(EXERCISE TASK) Copy the data word for word, keeping every line.

Data items
===============

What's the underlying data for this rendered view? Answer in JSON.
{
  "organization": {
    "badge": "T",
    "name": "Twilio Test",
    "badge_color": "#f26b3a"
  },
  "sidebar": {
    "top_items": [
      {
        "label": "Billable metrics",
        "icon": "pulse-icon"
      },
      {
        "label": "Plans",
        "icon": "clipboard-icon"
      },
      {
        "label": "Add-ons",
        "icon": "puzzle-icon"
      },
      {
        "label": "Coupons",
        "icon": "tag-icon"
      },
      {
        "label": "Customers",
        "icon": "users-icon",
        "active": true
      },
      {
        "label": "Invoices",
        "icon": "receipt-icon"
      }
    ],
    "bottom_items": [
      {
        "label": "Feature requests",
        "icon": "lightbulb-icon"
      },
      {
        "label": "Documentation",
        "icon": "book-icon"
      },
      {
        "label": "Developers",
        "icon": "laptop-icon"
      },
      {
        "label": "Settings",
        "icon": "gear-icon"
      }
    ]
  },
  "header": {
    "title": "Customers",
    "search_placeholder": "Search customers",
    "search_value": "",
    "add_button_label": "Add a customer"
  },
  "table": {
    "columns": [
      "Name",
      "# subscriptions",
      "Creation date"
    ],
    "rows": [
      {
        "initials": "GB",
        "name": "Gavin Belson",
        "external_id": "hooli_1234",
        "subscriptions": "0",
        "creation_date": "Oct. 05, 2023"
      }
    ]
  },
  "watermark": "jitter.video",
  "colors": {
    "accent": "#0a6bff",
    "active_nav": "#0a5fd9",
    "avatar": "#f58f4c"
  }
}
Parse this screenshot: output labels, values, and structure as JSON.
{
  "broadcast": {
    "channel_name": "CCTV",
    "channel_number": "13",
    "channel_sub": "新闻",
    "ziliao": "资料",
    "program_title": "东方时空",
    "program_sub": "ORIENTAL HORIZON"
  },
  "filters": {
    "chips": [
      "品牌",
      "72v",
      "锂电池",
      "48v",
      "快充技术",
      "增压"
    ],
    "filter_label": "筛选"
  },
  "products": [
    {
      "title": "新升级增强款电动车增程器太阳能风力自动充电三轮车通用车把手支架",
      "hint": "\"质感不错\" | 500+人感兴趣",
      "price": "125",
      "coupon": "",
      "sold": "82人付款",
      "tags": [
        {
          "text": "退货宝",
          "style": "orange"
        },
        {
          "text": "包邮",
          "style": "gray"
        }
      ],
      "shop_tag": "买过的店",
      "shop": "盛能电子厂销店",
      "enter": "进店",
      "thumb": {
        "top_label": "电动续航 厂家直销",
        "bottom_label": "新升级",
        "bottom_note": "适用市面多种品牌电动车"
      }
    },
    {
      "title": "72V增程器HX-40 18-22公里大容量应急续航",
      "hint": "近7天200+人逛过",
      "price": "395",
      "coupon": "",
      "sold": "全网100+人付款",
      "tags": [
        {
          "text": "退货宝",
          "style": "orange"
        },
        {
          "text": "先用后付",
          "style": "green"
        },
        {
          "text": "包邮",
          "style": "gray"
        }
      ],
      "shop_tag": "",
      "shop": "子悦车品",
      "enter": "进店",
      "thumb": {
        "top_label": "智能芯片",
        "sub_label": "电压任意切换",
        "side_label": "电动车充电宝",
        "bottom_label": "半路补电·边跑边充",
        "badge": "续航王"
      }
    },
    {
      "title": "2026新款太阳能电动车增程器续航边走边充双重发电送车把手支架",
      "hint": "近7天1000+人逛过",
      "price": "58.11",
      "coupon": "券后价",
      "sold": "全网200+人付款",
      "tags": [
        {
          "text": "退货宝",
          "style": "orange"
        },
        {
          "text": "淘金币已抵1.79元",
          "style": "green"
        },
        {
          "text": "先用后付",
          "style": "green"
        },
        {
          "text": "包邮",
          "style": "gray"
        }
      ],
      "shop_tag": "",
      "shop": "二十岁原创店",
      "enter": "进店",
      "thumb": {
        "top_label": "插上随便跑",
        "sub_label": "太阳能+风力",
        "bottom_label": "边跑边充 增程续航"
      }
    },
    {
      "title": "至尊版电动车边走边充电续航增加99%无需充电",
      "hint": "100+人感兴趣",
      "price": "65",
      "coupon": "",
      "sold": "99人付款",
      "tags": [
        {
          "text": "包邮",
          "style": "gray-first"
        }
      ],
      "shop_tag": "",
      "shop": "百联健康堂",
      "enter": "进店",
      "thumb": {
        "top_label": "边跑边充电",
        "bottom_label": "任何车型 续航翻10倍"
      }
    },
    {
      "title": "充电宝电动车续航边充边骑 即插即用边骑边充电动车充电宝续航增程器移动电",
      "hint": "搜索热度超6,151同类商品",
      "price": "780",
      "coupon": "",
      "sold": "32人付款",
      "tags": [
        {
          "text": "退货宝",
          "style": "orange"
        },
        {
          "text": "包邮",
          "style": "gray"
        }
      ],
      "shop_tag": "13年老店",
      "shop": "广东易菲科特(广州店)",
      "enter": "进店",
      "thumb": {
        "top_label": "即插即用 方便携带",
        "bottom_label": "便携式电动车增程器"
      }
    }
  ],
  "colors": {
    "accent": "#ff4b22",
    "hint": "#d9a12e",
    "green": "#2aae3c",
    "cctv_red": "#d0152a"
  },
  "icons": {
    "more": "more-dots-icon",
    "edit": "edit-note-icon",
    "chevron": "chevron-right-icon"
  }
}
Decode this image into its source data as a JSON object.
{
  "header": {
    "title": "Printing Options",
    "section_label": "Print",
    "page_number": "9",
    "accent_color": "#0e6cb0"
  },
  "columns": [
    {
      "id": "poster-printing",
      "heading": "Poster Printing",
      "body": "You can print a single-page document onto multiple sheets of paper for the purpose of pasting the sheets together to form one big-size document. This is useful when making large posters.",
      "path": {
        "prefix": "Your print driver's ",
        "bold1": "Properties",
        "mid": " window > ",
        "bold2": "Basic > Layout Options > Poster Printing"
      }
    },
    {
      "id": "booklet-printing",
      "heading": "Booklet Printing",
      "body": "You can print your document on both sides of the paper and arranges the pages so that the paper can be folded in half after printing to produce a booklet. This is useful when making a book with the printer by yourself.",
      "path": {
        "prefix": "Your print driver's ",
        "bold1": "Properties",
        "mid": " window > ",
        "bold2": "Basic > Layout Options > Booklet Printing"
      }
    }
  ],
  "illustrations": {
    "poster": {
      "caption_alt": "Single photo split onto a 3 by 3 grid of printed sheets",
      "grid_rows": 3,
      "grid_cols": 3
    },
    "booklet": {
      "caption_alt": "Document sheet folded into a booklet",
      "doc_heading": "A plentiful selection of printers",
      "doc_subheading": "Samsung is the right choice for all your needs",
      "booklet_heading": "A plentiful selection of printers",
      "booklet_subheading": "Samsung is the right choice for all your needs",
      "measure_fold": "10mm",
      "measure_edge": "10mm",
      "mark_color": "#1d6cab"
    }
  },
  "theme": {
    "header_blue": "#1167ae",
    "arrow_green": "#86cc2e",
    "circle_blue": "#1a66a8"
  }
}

===============

(TASK RESULT)
What's the underlying data for this rendered view? Answer in JSON.
{
  "organization": {
    "badge": "T",
    "name": "Twilio Test",
    "badge_color": "#f26b3a"
  },
  "sidebar": {
    "top_items": [
      {
        "label": "Billable metrics",
        "icon": "pulse-icon"
      },
      {
        "label": "Plans",
        "icon": "clipboard-icon"
      },
      {
        "label": "Add-ons",
        "icon": "puzzle-icon"
      },
      {
        "label": "Coupons",
        "icon": "tag-icon"
      },
      {
        "label": "Customers",
        "icon": "users-icon",
        "active": true
      },
      {
        "label": "Invoices",
        "icon": "receipt-icon"
      }
    ],
    "bottom_items": [
      {
        "label": "Feature requests",
        "icon": "lightbulb-icon"
      },
      {
        "label": "Documentation",
        "icon": "book-icon"
      },
      {
        "label": "Developers",
        "icon": "laptop-icon"
      },
      {
        "label": "Settings",
        "icon": "gear-icon"
      }
    ]
  },
  "header": {
    "title": "Customers",
    "search_placeholder": "Search customers",
    "search_value": "",
    "add_button_label": "Add a customer"
  },
  "table": {
    "columns": [
      "Name",
      "# subscriptions",
      "Creation date"
    ],
    "rows": [
      {
        "initials": "GB",
        "name": "Gavin Belson",
        "external_id": "hooli_1234",
        "subscriptions": "0",
        "creation_date": "Oct. 05, 2023"
      }
    ]
  },
  "watermark": "jitter.video",
  "colors": {
    "accent": "#0a6bff",
    "active_nav": "#0a5fd9",
    "avatar": "#f58f4c"
  }
}
Parse this screenshot: output labels, values, and structure as JSON.
{
  "broadcast": {
    "channel_name": "CCTV",
    "channel_number": "13",
    "channel_sub": "新闻",
    "ziliao": "资料",
    "program_title": "东方时空",
    "program_sub": "ORIENTAL HORIZON"
  },
  "filters": {
    "chips": [
      "品牌",
      "72v",
      "锂电池",
      "48v",
      "快充技术",
      "增压"
    ],
    "filter_label": "筛选"
  },
  "products": [
    {
      "title": "新升级增强款电动车增程器太阳能风力自动充电三轮车通用车把手支架",
      "hint": "\"质感不错\" | 500+人感兴趣",
      "price": "125",
      "coupon": "",
      "sold": "82人付款",
      "tags": [
        {
          "text": "退货宝",
          "style": "orange"
        },
        {
          "text": "包邮",
          "style": "gray"
        }
      ],
      "shop_tag": "买过的店",
      "shop": "盛能电子厂销店",
      "enter": "进店",
      "thumb": {
        "top_label": "电动续航 厂家直销",
        "bottom_label": "新升级",
        "bottom_note": "适用市面多种品牌电动车"
      }
    },
    {
      "title": "72V增程器HX-40 18-22公里大容量应急续航",
      "hint": "近7天200+人逛过",
      "price": "395",
      "coupon": "",
      "sold": "全网100+人付款",
      "tags": [
        {
          "text": "退货宝",
          "style": "orange"
        },
        {
          "text": "先用后付",
          "style": "green"
        },
        {
          "text": "包邮",
          "style": "gray"
        }
      ],
      "shop_tag": "",
      "shop": "子悦车品",
      "enter": "进店",
      "thumb": {
        "top_label": "智能芯片",
        "sub_label": "电压任意切换",
        "side_label": "电动车充电宝",
        "bottom_label": "半路补电·边跑边充",
        "badge": "续航王"
      }
    },
    {
      "title": "2026新款太阳能电动车增程器续航边走边充双重发电送车把手支架",
      "hint": "近7天1000+人逛过",
      "price": "58.11",
      "coupon": "券后价",
      "sold": "全网200+人付款",
      "tags": [
        {
          "text": "退货宝",
          "style": "orange"
        },
        {
          "text": "淘金币已抵1.79元",
          "style": "green"
        },
        {
          "text": "先用后付",
          "style": "green"
        },
        {
          "text": "包邮",
          "style": "gray"
        }
      ],
      "shop_tag": "",
      "shop": "二十岁原创店",
      "enter": "进店",
      "thumb": {
        "top_label": "插上随便跑",
        "sub_label": "太阳能+风力",
        "bottom_label": "边跑边充 增程续航"
      }
    },
    {
      "title": "至尊版电动车边走边充电续航增加99%无需充电",
      "hint": "100+人感兴趣",
      "price": "65",
      "coupon": "",
      "sold": "99人付款",
      "tags": [
        {
          "text": "包邮",
          "style": "gray-first"
        }
      ],
      "shop_tag": "",
      "shop": "百联健康堂",
      "enter": "进店",
      "thumb": {
        "top_label": "边跑边充电",
        "bottom_label": "任何车型 续航翻10倍"
      }
    },
    {
      "title": "充电宝电动车续航边充边骑 即插即用边骑边充电动车充电宝续航增程器移动电",
      "hint": "搜索热度超6,151同类商品",
      "price": "780",
      "coupon": "",
      "sold": "32人付款",
      "tags": [
        {
          "text": "退货宝",
          "style": "orange"
        },
        {
          "text": "包邮",
          "style": "gray"
        }
      ],
      "shop_tag": "13年老店",
      "shop": "广东易菲科特(广州店)",
      "enter": "进店",
      "thumb": {
        "top_label": "即插即用 方便携带",
        "bottom_label": "便携式电动车增程器"
      }
    }
  ],
  "colors": {
    "accent": "#ff4b22",
    "hint": "#d9a12e",
    "green": "#2aae3c",
    "cctv_red": "#d0152a"
  },
  "icons": {
    "more": "more-dots-icon",
    "edit": "edit-note-icon",
    "chevron": "chevron-right-icon"
  }
}
Decode this image into its source data as a JSON object.
{
  "header": {
    "title": "Printing Options",
    "section_label": "Print",
    "page_number": "9",
    "accent_color": "#0e6cb0"
  },
  "columns": [
    {
      "id": "poster-printing",
      "heading": "Poster Printing",
      "body": "You can print a single-page document onto multiple sheets of paper for the purpose of pasting the sheets together to form one big-size document. This is useful when making large posters.",
      "path": {
        "prefix": "Your print driver's ",
        "bold1": "Properties",
        "mid": " window > ",
        "bold2": "Basic > Layout Options > Poster Printing"
      }
    },
    {
      "id": "booklet-printing",
      "heading": "Booklet Printing",
      "body": "You can print your document on both sides of the paper and arranges the pages so that the paper can be folded in half after printing to produce a booklet. This is useful when making a book with the printer by yourself.",
      "path": {
        "prefix": "Your print driver's ",
        "bold1": "Properties",
        "mid": " window > ",
        "bold2": "Basic > Layout Options > Booklet Printing"
      }
    }
  ],
  "illustrations": {
    "poster": {
      "caption_alt": "Single photo split onto a 3 by 3 grid of printed sheets",
      "grid_rows": 3,
      "grid_cols": 3
    },
    "booklet": {
      "caption_alt": "Document sheet folded into a booklet",
      "doc_heading": "A plentiful selection of printers",
      "doc_subheading": "Samsung is the right choice for all your needs",
      "booklet_heading": "A plentiful selection of printers",
      "booklet_subheading": "Samsung is the right choice for all your needs",
      "measure_fold": "10mm",
      "measure_edge": "10mm",
      "mark_color": "#1d6cab"
    }
  },
  "theme": {
    "header_blue": "#1167ae",
    "arrow_green": "#86cc2e",
    "circle_blue": "#1a66a8"
  }
}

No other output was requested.